▼▼▼
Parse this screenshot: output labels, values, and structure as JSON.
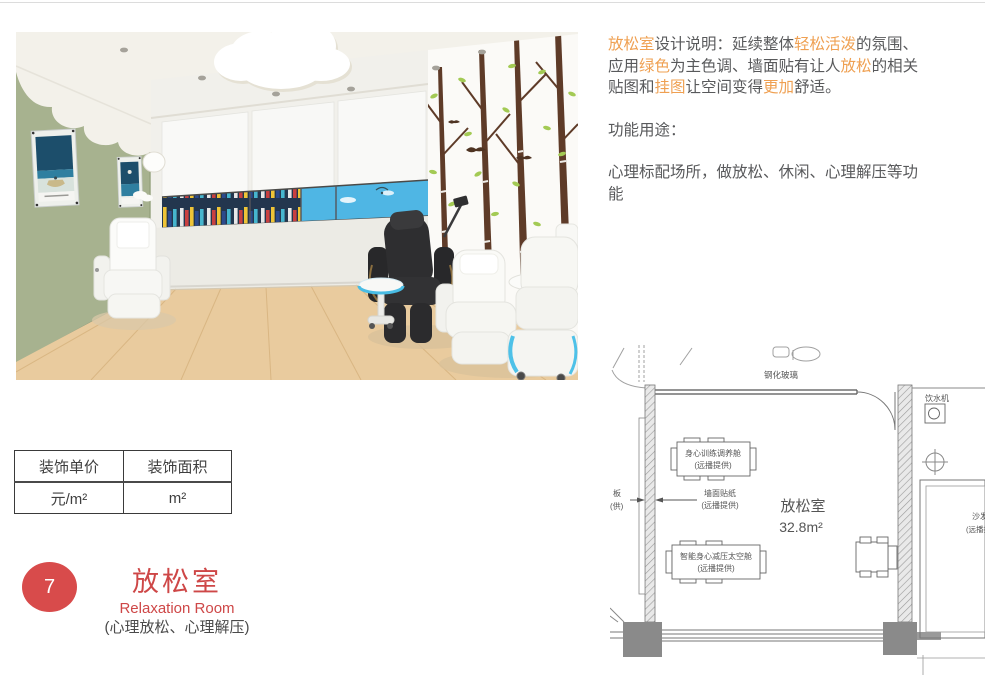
{
  "colors": {
    "brand_red": "#d84b4b",
    "accent_orange": "#efa052",
    "body_text": "#58595b",
    "wall_green": "#a7b28f",
    "floor_wood": "#e9cb9e",
    "window_blue": "#3fa6d6"
  },
  "description": {
    "segments": [
      {
        "t": "放松室",
        "hl": true
      },
      {
        "t": "设计说明：延续整体"
      },
      {
        "t": "轻松活泼",
        "hl": true
      },
      {
        "t": "的氛围、\n应用"
      },
      {
        "t": "绿色",
        "hl": true
      },
      {
        "t": "为主色调、墙面贴有让人"
      },
      {
        "t": "放松",
        "hl": true
      },
      {
        "t": "的相关\n贴图和"
      },
      {
        "t": "挂图",
        "hl": true
      },
      {
        "t": "让空间变得"
      },
      {
        "t": "更加",
        "hl": true
      },
      {
        "t": "舒适。"
      }
    ],
    "function_heading": "功能用途：",
    "function_body": "心理标配场所，做放松、休闲、心理解压等功\n能"
  },
  "plan": {
    "glass_label": "钢化玻璃",
    "room_name": "放松室",
    "room_area": "32.8m²",
    "equipment_top": [
      "身心训练调养舱",
      "(远播提供)"
    ],
    "wall_sticker": [
      "墙面贴纸",
      "(远播提供)"
    ],
    "equipment_bottom": [
      "智能身心减压太空舱",
      "(远播提供)"
    ],
    "left_edge_partial": [
      "板",
      "(供)"
    ],
    "water_dispenser": "饮水机",
    "sofa": [
      "沙发",
      "(远播提供)"
    ]
  },
  "table": {
    "headers": [
      "装饰单价",
      "装饰面积"
    ],
    "units": [
      "元/m²",
      "m²"
    ]
  },
  "badge": {
    "number": "7",
    "title_cn": "放松室",
    "title_en": "Relaxation Room",
    "subtitle": "(心理放松、心理解压)"
  }
}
▲▲▲
Every entry above needs to be retyped exactly; drop the pictures.

Parse this screenshot: output labels, values, and structure as JSON.
{
  "colors": {
    "brand_red": "#d84b4b",
    "accent_orange": "#efa052",
    "body_text": "#58595b",
    "wall_green": "#a7b28f",
    "floor_wood": "#e9cb9e",
    "window_blue": "#3fa6d6"
  },
  "description": {
    "segments": [
      {
        "t": "放松室",
        "hl": true
      },
      {
        "t": "设计说明：延续整体"
      },
      {
        "t": "轻松活泼",
        "hl": true
      },
      {
        "t": "的氛围、\n应用"
      },
      {
        "t": "绿色",
        "hl": true
      },
      {
        "t": "为主色调、墙面贴有让人"
      },
      {
        "t": "放松",
        "hl": true
      },
      {
        "t": "的相关\n贴图和"
      },
      {
        "t": "挂图",
        "hl": true
      },
      {
        "t": "让空间变得"
      },
      {
        "t": "更加",
        "hl": true
      },
      {
        "t": "舒适。"
      }
    ],
    "function_heading": "功能用途：",
    "function_body": "心理标配场所，做放松、休闲、心理解压等功\n能"
  },
  "plan": {
    "glass_label": "钢化玻璃",
    "room_name": "放松室",
    "room_area": "32.8m²",
    "equipment_top": [
      "身心训练调养舱",
      "(远播提供)"
    ],
    "wall_sticker": [
      "墙面贴纸",
      "(远播提供)"
    ],
    "equipment_bottom": [
      "智能身心减压太空舱",
      "(远播提供)"
    ],
    "left_edge_partial": [
      "板",
      "(供)"
    ],
    "water_dispenser": "饮水机",
    "sofa": [
      "沙发",
      "(远播提供)"
    ]
  },
  "table": {
    "headers": [
      "装饰单价",
      "装饰面积"
    ],
    "units": [
      "元/m²",
      "m²"
    ]
  },
  "badge": {
    "number": "7",
    "title_cn": "放松室",
    "title_en": "Relaxation Room",
    "subtitle": "(心理放松、心理解压)"
  }
}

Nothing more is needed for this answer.